### WORK TO BE COMPLETED
In the material below, find each line holding the string "Renta" and copy it.

### RECORDS FOR THE EXERCISE
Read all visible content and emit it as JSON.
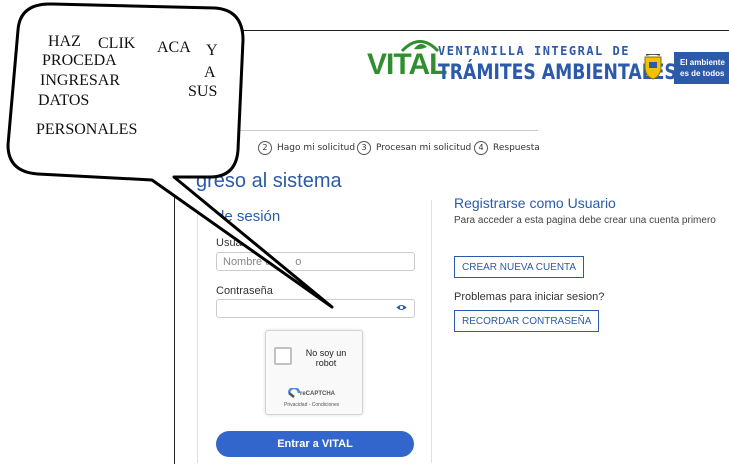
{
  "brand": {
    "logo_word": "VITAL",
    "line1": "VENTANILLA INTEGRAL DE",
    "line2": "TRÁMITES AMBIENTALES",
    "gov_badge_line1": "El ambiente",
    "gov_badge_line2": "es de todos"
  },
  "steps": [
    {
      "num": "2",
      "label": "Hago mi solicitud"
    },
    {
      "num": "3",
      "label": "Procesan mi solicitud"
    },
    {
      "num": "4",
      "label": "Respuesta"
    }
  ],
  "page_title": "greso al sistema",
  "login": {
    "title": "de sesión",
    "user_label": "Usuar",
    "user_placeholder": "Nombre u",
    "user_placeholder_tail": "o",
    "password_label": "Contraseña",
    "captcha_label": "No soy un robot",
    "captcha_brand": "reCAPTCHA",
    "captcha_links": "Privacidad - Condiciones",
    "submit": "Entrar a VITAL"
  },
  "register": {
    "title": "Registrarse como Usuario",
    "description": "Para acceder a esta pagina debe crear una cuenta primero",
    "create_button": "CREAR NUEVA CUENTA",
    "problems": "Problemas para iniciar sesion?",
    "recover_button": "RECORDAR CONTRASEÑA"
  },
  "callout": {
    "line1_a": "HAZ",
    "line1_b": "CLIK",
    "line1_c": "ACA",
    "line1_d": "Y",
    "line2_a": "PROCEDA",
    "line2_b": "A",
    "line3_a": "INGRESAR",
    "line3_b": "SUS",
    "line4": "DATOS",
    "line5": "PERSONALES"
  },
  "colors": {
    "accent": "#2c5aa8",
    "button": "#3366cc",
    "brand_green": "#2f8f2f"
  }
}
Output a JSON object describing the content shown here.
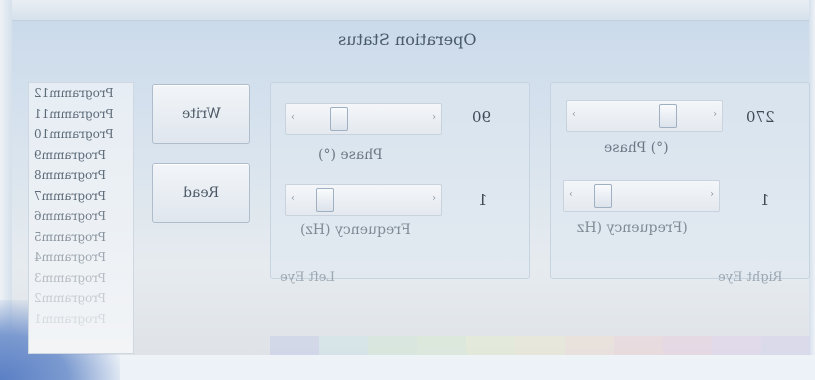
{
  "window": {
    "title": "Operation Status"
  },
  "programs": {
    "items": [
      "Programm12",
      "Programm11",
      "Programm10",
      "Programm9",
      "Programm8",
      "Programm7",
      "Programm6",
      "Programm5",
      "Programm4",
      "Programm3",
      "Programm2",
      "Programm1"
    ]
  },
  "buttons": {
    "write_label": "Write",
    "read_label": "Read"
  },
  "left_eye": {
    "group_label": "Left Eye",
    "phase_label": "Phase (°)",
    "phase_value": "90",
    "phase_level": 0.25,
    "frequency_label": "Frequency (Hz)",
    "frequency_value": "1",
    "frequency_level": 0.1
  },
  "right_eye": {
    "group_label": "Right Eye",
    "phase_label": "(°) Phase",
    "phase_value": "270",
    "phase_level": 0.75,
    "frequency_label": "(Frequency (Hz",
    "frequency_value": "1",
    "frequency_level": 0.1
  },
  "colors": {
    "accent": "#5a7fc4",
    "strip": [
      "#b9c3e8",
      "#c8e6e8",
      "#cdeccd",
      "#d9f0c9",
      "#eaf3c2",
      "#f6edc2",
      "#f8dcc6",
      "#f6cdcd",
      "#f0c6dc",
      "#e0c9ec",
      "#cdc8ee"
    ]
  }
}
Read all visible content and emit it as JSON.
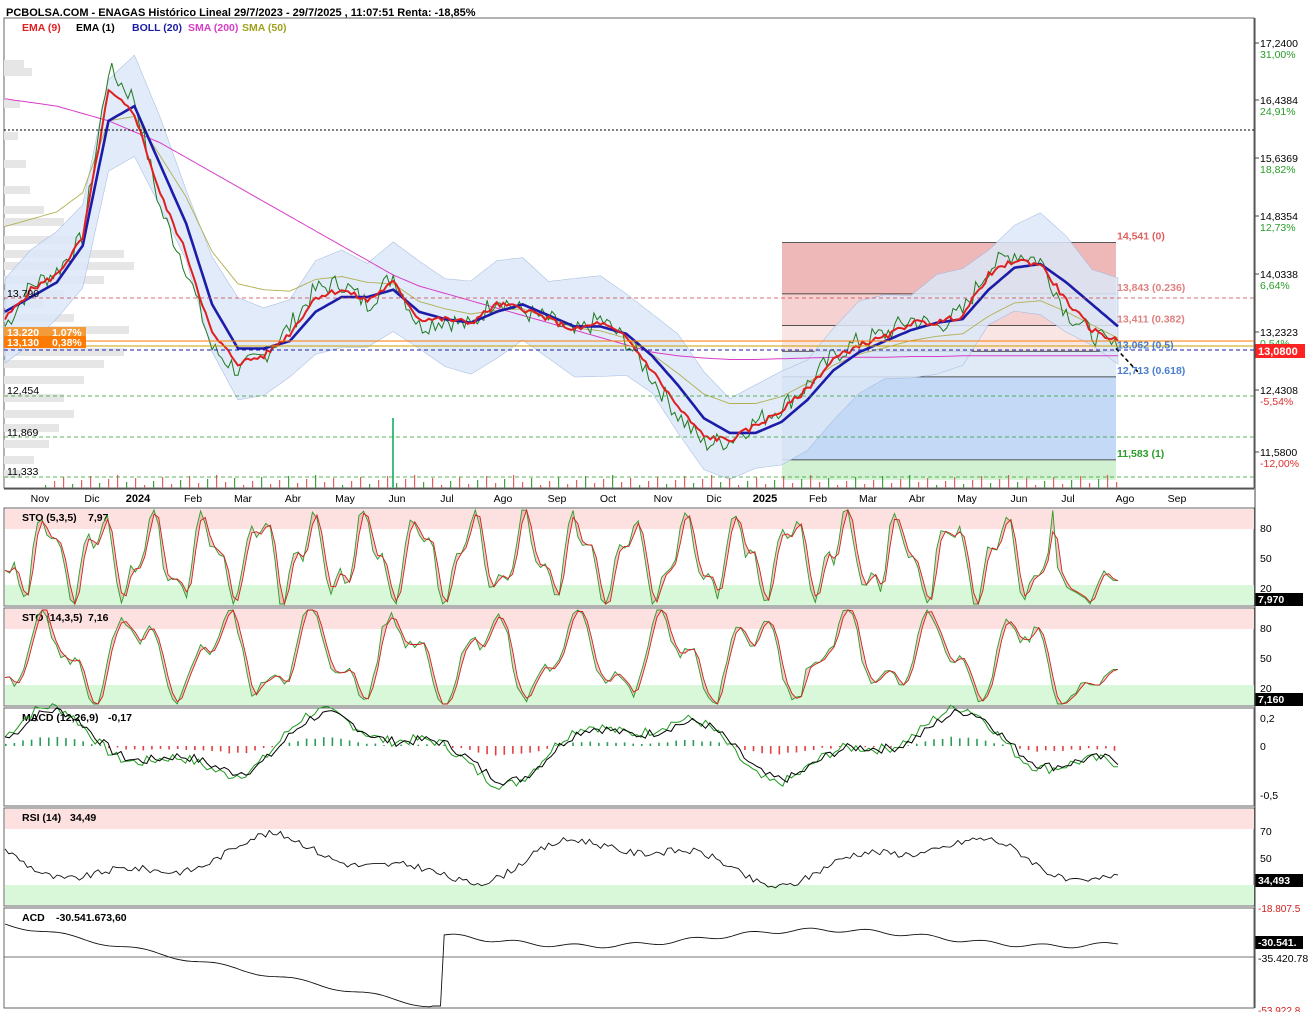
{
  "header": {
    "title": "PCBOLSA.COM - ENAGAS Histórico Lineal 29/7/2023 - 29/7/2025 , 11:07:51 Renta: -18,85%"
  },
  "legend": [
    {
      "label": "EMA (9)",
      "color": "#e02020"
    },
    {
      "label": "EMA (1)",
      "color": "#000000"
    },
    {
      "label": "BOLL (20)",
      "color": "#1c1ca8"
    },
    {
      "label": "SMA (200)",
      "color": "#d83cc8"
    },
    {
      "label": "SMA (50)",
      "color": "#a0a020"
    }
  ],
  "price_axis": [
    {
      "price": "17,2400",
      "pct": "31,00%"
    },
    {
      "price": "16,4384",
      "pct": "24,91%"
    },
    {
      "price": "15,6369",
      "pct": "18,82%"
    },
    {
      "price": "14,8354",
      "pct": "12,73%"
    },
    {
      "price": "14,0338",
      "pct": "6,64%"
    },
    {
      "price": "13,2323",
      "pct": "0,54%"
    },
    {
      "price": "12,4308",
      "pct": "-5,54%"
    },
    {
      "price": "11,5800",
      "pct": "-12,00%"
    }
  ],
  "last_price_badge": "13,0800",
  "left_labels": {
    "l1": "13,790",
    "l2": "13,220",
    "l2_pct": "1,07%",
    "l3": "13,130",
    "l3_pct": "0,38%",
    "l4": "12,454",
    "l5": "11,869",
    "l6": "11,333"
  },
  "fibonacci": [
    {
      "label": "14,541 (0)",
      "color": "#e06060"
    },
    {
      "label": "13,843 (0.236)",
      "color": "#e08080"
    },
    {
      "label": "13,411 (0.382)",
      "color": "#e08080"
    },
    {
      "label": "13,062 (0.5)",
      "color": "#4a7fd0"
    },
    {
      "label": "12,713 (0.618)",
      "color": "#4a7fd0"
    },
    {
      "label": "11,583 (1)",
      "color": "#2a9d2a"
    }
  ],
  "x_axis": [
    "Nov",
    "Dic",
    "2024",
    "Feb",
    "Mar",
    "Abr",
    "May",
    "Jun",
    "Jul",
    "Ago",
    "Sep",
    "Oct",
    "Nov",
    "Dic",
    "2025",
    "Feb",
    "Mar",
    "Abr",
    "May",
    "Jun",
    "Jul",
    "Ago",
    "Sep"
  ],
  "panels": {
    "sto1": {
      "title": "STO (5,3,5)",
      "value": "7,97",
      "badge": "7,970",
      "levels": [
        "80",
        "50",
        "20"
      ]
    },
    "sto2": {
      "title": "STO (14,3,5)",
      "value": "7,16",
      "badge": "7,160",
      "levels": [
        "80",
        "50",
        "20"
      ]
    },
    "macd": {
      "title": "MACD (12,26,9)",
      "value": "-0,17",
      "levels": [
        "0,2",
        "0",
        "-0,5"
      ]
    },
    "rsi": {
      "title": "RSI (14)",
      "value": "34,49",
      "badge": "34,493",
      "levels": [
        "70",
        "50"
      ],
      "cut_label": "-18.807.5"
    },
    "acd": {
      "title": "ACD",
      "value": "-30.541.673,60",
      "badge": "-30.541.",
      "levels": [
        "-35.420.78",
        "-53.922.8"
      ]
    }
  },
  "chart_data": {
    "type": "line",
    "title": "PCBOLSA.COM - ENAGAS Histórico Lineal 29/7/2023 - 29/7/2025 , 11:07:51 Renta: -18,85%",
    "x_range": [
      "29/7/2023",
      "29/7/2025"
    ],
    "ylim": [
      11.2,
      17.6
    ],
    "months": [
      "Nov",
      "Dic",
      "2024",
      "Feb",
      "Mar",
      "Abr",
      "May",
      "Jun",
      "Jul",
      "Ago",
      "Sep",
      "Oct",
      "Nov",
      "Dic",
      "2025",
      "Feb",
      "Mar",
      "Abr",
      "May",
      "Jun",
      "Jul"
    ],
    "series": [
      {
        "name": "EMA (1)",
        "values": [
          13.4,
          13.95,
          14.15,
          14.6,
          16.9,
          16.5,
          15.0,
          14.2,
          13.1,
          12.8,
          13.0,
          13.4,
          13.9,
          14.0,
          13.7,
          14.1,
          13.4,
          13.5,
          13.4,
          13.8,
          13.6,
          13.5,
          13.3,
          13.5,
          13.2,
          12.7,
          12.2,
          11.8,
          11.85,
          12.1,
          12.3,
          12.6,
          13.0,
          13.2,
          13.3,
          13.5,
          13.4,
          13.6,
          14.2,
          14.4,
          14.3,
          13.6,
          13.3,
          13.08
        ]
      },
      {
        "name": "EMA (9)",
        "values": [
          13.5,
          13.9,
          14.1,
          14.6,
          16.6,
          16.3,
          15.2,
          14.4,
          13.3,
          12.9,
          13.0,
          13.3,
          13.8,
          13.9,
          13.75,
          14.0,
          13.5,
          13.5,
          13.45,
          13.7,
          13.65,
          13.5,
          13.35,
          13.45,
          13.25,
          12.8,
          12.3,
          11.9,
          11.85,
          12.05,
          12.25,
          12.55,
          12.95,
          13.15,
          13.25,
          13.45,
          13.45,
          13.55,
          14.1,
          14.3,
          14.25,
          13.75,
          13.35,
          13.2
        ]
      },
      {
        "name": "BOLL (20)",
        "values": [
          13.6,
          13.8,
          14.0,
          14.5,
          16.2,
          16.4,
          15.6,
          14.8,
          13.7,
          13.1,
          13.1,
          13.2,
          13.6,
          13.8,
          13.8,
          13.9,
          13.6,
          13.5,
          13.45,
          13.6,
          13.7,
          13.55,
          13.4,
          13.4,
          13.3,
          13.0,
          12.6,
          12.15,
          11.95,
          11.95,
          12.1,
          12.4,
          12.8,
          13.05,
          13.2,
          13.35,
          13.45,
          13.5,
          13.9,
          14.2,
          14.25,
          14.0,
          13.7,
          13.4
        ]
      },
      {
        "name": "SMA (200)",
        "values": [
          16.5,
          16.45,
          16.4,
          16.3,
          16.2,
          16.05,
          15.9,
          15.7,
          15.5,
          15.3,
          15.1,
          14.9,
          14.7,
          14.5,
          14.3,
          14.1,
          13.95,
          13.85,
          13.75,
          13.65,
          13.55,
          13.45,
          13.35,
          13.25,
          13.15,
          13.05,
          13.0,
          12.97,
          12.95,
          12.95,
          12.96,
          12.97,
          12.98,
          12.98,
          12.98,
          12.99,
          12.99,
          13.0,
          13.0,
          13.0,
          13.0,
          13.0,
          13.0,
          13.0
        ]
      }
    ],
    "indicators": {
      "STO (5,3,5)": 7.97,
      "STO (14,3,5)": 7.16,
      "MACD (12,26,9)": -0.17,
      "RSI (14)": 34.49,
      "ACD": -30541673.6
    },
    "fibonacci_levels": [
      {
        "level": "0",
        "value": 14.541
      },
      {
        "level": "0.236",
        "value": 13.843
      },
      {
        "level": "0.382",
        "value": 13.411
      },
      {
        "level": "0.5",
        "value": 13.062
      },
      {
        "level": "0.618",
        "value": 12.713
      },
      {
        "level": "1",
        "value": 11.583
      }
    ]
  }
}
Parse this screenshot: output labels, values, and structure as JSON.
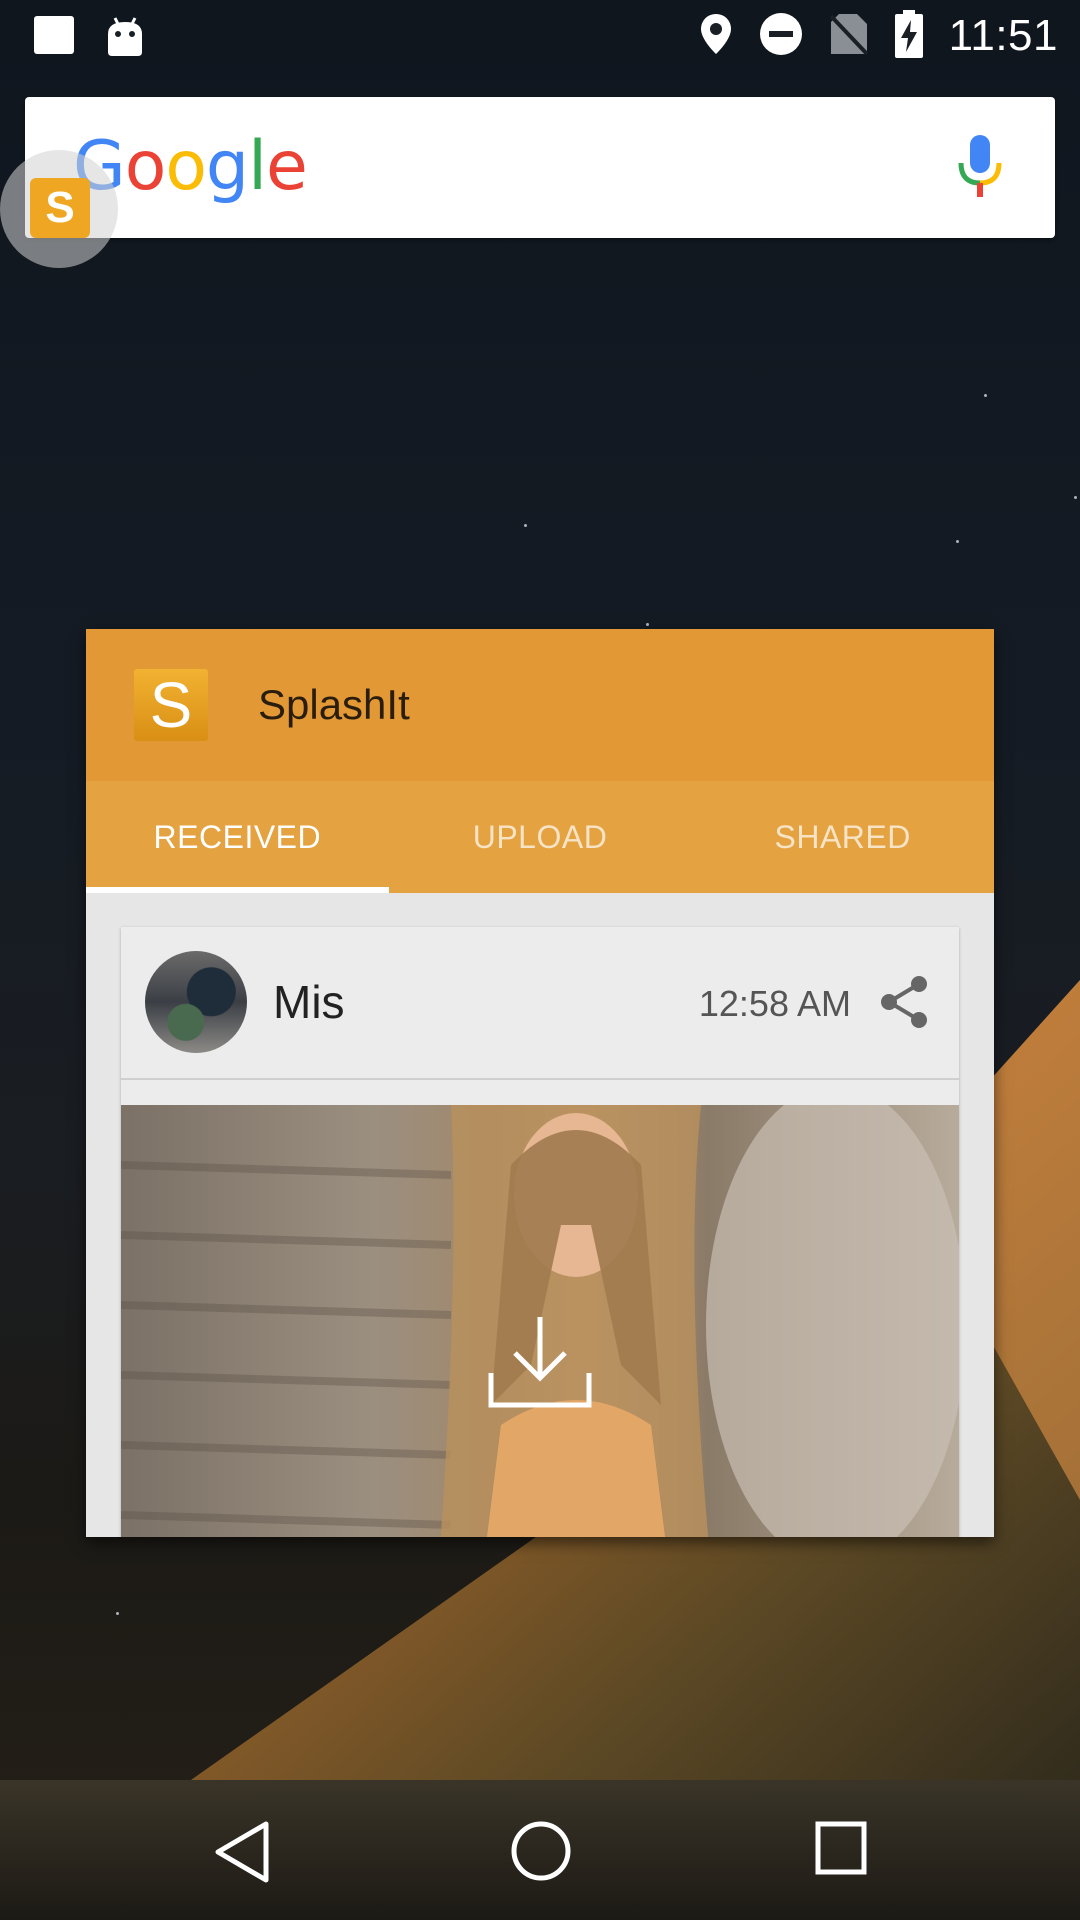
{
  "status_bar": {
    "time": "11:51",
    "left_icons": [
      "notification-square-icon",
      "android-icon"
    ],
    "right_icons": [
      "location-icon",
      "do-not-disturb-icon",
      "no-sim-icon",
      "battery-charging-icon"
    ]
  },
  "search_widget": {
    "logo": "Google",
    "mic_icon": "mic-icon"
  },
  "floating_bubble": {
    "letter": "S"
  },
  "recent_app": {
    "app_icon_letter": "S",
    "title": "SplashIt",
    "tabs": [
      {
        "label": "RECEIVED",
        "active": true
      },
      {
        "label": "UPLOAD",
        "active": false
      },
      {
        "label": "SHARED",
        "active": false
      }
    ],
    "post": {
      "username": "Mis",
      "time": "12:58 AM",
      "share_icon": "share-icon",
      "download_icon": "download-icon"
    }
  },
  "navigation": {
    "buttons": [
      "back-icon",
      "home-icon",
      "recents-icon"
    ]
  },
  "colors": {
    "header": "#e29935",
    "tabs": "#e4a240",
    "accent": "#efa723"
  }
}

### FULL SOLUTION
    "title": "PCBOLSA.COM - ENAGAS Histórico Lineal 29/7/2023 - 29/7/2025 , 11:07:51 Renta: -18,85%"
    "title": "PCBOLSA.COM - ENAGAS Histórico Lineal 29/7/2023 - 29/7/2025 , 11:07:51 Renta: -18,85%",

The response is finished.